- Teks Bacaan:
Tulisan ini dibuat
setibanya saya di rumah selepas jalan-jalan malam.
Waktu menunjukkan
pukul 22.30. Bapak saya mengajak pergi ke pasar pisang (dekat Pasar Palmerah)
untuk membeli pisang. Memasuki wilayah Palmerah tepatnya setelah SMPN 16,
nampaklah pemandangan pasar tumpah. Pedagang sayur menjajakkan dagangannya di
sepanjang jalan.
Pasar yang mulai
beroperasi diatas pukul 21.00 ini cukup asik dipandang mata. Lemon, brokoli,
tomat dan paprika menjadi warna-warna yang indah mewarnai jalan.
Setelah melewati
pasar tumpah, tibalah saya di pasar pisang. Pasar ini tidak sepenuhnya menjual
pisang, ada juga buah-buah lain. Bahkan ada pula yang menjual sayuran,
singkong, dan ubi. Saya rasa pasar ini nampak tidak konsisten dengan namanya.

- Daftar:
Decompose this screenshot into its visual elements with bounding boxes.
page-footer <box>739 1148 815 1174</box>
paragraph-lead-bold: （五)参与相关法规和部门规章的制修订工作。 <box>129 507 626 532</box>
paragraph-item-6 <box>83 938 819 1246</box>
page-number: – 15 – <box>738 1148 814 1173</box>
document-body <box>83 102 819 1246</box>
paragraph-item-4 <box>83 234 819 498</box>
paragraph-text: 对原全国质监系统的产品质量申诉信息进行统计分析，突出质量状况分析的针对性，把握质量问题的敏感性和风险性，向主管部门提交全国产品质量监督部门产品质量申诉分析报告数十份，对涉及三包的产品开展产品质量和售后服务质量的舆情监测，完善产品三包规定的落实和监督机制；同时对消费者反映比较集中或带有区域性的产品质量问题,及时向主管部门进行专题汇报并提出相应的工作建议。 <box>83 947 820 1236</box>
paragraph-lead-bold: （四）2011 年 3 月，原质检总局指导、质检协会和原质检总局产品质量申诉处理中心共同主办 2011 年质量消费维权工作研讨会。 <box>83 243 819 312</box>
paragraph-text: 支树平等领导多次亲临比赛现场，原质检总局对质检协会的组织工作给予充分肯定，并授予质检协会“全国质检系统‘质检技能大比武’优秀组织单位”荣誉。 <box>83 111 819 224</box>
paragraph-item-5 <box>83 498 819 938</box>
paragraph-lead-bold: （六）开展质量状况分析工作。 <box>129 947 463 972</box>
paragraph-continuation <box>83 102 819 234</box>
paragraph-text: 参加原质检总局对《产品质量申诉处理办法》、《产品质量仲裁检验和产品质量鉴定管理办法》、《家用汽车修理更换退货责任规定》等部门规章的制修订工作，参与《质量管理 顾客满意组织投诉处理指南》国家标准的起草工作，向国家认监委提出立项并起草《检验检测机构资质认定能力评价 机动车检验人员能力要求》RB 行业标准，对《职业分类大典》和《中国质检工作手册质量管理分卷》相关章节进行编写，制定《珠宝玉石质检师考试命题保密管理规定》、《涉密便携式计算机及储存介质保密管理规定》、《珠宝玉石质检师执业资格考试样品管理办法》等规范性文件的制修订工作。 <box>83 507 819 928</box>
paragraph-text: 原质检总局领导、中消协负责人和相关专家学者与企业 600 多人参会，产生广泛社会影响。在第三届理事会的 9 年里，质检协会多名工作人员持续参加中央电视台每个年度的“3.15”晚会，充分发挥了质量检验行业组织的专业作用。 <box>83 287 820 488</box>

--

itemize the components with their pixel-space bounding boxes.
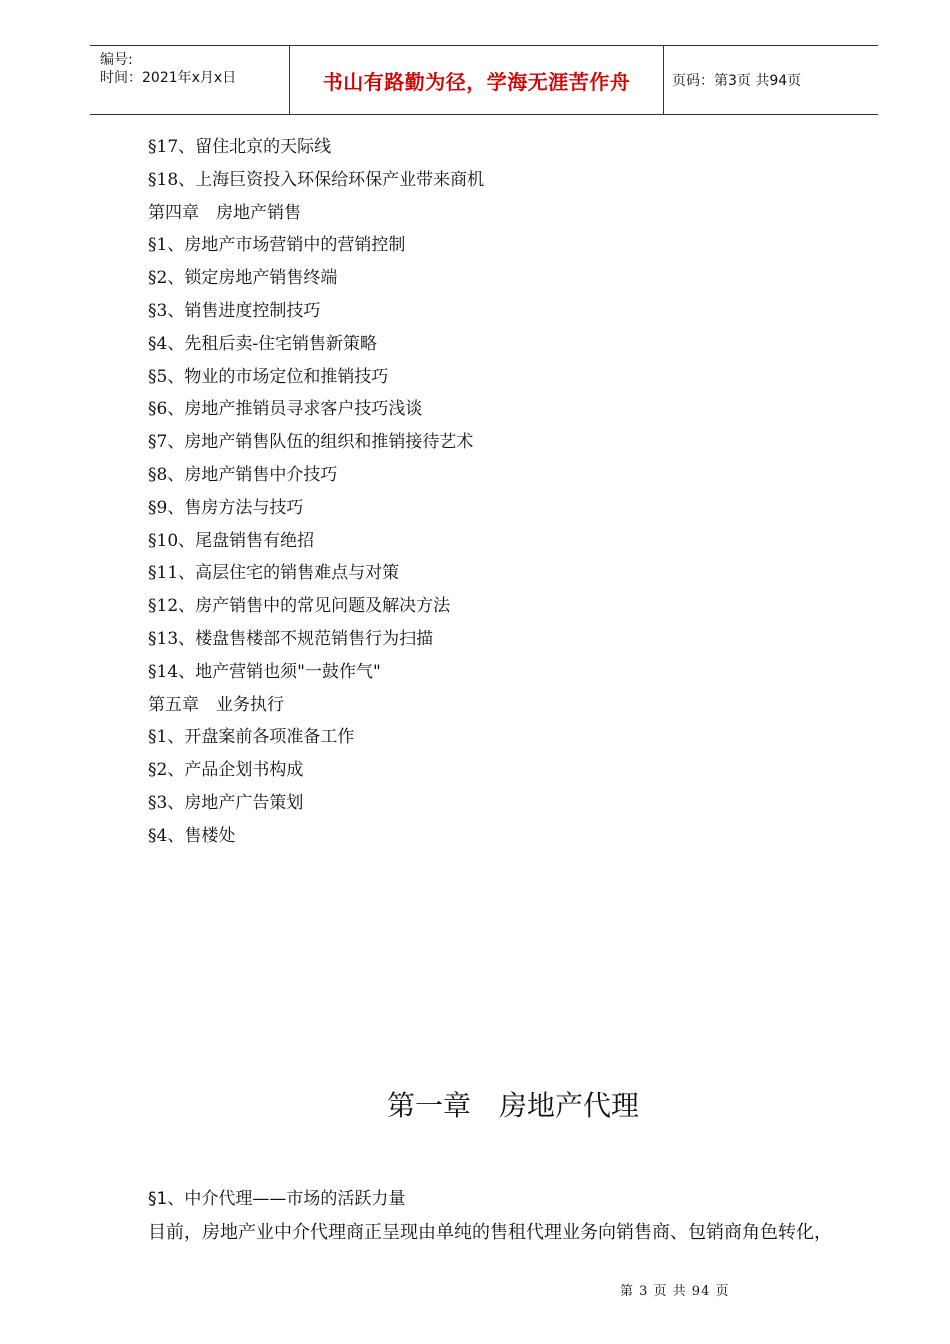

---

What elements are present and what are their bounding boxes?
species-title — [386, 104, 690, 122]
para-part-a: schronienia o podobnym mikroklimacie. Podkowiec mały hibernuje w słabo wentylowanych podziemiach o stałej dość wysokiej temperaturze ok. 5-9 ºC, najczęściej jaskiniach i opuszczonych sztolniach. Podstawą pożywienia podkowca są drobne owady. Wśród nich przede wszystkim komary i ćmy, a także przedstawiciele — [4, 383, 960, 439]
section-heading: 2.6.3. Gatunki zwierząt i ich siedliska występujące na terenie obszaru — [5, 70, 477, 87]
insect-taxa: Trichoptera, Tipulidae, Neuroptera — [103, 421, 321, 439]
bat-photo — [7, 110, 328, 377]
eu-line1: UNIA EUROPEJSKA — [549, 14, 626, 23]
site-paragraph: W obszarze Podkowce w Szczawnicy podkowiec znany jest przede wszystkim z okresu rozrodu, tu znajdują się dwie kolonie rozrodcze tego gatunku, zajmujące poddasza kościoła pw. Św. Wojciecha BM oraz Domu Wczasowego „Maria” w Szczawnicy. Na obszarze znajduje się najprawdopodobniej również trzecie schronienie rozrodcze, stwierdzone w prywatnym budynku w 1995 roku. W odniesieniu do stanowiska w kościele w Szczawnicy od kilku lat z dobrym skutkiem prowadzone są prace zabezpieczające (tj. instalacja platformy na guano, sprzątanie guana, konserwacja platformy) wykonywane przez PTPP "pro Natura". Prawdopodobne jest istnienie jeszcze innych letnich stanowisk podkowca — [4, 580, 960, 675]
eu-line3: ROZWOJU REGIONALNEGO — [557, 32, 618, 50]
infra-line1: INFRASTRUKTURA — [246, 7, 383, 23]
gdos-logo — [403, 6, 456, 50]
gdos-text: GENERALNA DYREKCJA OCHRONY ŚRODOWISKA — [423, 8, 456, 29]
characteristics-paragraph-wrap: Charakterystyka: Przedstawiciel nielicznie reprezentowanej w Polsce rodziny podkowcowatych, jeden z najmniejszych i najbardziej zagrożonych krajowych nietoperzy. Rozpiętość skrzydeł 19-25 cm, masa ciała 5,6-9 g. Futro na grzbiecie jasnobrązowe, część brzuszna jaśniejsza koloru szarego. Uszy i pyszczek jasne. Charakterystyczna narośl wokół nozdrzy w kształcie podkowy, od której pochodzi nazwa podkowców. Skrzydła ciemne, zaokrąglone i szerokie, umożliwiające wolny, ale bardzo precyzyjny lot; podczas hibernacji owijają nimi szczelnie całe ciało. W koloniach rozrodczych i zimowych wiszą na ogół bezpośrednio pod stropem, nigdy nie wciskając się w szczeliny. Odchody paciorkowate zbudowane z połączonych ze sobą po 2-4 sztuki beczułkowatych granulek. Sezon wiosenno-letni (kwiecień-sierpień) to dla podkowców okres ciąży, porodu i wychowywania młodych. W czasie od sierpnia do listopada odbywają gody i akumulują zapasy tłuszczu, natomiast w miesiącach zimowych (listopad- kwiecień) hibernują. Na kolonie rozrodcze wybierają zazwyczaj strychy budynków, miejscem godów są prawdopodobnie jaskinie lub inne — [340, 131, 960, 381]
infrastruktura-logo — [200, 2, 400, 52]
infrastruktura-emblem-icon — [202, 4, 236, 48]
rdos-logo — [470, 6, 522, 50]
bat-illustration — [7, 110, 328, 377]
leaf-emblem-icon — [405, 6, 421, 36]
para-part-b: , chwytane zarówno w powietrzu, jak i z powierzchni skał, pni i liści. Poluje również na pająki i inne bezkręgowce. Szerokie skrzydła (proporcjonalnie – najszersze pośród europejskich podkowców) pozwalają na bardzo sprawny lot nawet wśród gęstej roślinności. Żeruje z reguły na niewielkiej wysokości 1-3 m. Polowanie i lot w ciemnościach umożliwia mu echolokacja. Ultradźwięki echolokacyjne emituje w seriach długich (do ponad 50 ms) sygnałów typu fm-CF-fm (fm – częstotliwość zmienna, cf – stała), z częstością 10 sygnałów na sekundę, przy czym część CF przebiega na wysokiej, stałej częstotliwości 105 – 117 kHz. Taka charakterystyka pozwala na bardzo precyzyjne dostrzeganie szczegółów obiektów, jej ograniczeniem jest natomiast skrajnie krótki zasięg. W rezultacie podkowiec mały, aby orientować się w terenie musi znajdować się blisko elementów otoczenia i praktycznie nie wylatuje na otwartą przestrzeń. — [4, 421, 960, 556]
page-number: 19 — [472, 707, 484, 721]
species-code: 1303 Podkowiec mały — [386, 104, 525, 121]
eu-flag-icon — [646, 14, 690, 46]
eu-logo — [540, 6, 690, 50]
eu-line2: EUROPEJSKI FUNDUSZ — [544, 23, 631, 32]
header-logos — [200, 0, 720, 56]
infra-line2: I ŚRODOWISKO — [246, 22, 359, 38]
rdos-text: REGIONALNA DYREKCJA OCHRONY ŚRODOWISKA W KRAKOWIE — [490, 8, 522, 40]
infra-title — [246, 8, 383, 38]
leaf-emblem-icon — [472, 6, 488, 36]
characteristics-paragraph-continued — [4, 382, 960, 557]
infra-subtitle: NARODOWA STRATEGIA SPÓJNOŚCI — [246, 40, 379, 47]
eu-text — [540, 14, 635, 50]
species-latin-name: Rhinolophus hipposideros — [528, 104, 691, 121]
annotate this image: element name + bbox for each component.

- Tugas Wajib:
**a)** Ringkaslah paragraf dalam teks bacaan yang diawali "Pasar yang mulai beroperasi" menjadi satu kalimat tanpa menghilangkan fakta utamanya.
**b)** Teruskan teks bacaan tentang jalan-jalan malam ke pasar pisang itu, dimulai sesudah kalimat terakhirnya.

- Pembahasan Soal:
**a)** Pasar ini mulai buka di atas pukul 21.00 dan enak dipandang karena lemon, brokoli, tomat, dan paprika menghiasi jalan dengan warna-warna yang indah.

**b)**
Di bagian belakang
pasar berjajarlah 12 kios yang menjual pisang. Bertandan-tandan pisang
digantung di tiap kios. Bapak saya memasuki salah satu kios untuk memilih
pisang. Sembari menunggu, saya memutar-mutarkan badan untuk mengamati pasar.
Suara komentator
D'Academi Asia mampir di telinga saya. Rupanya beberapa pedagang pisang sedang menonton acara itu. Salah seorang
bertanya kepada temannya "picing apaan sih?", dan temannya tidak ada
yang tahu. Mereka nampak asik mengobrol.
Mayoritas pedagang
di sini adalah laki-laki. Tidak hanya laki-laki separuh tua, banyak juga
laki-laki yang masih muda. Pasar itu sepi, tidak banyak pembeli. Mungkin karena
pasar ini merupakan tempat pendistribusian atau memang pasar ini benar-benar
sepi, entah lah.
Setiap hari saya
melewati pasar ini. Pasar tidak pernah tidur. Mereka berjualan dari pagi
sampai pagi lagi. Pantas saja muka mereka terlihat seperti menahan kantuk yang
amat sangat.
Pedagang-pedagang
itu tidak kenal waktu dalam bekerja, dalam mencari uang. Untuk kehidupan. Tapi
kehidupan macam apa?
kehidupan yang
setidaknya terpenuhinya sandang, pangan dan papan? Ah, sederhana sekali. Mereka
macam orang yang kehilangan mimpi-mimpi.
Sekian.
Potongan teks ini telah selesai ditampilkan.